[Collected data]
+++++

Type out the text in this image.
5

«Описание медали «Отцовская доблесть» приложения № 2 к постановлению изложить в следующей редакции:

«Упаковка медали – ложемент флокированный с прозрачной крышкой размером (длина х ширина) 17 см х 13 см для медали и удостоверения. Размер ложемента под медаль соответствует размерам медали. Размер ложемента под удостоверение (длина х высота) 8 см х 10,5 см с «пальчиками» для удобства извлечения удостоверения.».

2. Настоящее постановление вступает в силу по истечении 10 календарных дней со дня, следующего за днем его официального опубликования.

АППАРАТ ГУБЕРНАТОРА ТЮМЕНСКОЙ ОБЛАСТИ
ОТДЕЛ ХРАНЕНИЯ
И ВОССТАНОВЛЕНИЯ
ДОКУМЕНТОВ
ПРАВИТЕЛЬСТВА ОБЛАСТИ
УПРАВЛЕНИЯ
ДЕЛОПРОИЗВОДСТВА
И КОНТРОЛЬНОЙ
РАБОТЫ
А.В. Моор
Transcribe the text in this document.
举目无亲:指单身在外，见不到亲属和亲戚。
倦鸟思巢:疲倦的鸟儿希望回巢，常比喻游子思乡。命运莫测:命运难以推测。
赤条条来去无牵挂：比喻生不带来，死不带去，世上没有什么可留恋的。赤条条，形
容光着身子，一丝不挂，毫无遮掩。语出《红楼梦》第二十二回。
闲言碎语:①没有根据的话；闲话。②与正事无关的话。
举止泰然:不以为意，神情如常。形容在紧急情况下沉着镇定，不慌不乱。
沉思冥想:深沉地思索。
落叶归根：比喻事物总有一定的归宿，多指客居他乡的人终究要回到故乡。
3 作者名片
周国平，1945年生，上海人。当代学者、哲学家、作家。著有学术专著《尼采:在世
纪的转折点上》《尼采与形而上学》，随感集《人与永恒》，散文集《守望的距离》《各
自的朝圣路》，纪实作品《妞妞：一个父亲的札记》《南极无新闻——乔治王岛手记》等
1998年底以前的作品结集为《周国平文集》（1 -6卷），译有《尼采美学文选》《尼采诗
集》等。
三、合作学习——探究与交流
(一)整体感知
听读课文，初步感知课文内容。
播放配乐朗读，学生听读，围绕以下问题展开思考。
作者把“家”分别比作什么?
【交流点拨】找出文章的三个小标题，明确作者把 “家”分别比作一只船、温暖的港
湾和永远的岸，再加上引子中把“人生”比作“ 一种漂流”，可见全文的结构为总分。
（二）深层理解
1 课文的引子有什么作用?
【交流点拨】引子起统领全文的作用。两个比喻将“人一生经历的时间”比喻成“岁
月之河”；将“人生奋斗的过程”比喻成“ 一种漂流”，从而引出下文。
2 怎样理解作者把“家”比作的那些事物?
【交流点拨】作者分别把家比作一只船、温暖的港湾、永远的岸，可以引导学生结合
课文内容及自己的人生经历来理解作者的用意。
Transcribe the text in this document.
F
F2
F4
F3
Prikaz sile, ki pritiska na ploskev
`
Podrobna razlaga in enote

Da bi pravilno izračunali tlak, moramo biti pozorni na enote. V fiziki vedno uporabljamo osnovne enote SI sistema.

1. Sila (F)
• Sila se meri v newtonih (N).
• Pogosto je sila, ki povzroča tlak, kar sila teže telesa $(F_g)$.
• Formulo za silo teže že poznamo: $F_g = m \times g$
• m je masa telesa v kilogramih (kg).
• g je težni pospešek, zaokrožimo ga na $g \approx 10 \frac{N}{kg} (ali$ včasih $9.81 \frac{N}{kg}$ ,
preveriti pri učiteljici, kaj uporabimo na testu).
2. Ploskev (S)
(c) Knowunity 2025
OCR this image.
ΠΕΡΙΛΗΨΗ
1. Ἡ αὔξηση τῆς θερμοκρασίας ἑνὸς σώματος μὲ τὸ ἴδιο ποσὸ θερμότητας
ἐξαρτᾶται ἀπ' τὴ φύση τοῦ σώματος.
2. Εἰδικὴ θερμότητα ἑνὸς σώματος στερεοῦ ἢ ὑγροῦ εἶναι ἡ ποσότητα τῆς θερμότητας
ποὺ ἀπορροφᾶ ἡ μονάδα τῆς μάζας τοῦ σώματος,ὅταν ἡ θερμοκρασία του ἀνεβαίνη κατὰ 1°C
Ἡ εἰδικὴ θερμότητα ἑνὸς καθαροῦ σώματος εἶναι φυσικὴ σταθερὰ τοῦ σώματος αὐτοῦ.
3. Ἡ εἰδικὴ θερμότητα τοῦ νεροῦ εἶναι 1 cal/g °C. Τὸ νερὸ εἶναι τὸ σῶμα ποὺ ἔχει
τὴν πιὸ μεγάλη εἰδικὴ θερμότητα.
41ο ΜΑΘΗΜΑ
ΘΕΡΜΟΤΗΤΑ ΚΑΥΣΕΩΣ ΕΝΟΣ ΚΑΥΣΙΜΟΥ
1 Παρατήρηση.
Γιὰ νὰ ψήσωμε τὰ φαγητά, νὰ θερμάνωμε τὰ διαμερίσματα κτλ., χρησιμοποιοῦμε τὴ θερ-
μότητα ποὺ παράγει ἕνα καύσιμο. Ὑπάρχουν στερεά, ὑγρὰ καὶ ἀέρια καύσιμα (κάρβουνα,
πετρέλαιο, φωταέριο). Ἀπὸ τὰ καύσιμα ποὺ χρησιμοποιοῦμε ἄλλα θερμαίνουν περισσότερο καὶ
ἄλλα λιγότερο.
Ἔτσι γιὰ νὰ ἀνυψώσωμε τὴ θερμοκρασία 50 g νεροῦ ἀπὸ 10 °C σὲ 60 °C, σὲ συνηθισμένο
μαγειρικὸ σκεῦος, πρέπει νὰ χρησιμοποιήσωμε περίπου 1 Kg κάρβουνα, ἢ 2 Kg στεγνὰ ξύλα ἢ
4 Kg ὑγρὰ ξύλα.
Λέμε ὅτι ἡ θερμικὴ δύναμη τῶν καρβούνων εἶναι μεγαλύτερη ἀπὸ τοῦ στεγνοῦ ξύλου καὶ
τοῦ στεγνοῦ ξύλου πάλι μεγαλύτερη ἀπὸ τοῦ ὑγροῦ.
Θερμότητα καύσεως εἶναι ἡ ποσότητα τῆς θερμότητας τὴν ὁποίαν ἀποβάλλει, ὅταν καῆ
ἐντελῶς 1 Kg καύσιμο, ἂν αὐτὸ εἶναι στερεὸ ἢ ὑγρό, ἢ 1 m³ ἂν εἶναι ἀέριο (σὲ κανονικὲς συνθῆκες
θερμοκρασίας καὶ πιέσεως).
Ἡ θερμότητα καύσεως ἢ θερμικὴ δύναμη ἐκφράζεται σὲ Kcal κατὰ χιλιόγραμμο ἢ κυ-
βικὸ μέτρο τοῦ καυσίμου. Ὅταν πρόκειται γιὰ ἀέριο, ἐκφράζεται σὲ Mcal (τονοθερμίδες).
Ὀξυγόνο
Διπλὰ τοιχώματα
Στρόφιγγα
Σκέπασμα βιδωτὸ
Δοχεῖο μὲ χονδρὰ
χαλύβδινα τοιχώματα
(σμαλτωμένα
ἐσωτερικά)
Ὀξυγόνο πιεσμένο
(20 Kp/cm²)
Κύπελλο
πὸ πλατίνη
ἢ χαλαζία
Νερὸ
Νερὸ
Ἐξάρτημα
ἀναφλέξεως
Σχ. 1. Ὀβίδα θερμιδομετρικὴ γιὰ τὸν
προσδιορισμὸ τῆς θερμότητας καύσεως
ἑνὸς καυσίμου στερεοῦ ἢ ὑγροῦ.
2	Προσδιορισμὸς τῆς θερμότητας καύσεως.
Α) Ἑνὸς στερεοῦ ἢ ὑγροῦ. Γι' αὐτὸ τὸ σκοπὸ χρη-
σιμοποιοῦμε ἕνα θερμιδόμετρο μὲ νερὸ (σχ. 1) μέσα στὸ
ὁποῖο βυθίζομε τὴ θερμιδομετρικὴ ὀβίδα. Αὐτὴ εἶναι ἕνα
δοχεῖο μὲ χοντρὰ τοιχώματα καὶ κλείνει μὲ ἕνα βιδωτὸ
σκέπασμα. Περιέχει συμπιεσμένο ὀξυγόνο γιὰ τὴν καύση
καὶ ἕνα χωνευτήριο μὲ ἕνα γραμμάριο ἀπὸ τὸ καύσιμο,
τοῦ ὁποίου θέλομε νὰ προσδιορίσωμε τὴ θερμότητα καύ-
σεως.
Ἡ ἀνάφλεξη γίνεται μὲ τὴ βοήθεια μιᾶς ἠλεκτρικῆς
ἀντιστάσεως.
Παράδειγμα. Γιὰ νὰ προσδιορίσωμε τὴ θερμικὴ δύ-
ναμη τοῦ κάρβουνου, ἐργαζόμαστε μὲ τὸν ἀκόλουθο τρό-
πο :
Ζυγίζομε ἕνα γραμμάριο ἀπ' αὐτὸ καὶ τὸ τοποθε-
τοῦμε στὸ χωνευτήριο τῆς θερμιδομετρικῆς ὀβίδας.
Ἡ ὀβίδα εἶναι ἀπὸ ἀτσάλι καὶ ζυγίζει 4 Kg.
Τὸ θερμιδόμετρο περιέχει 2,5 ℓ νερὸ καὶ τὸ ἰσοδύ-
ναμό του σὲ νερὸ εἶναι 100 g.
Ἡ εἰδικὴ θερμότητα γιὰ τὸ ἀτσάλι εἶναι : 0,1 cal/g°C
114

+++++

## Exercise objective
Reproduce each line holding the word "θερμικὴ".

## In response
Λέμε ὅτι ἡ θερμικὴ δύναμη τῶν καρβούνων εἶναι μεγαλύτερη ἀπὸ τοῦ στεγνοῦ ξύλου καὶ
Ἡ θερμότητα καύσεως ἢ θερμικὴ δύναμη ἐκφράζεται σὲ Kcal κατὰ χιλιόγραμμο ἢ κυ-
Παράδειγμα. Γιὰ νὰ προσδιορίσωμε τὴ θερμικὴ δύ-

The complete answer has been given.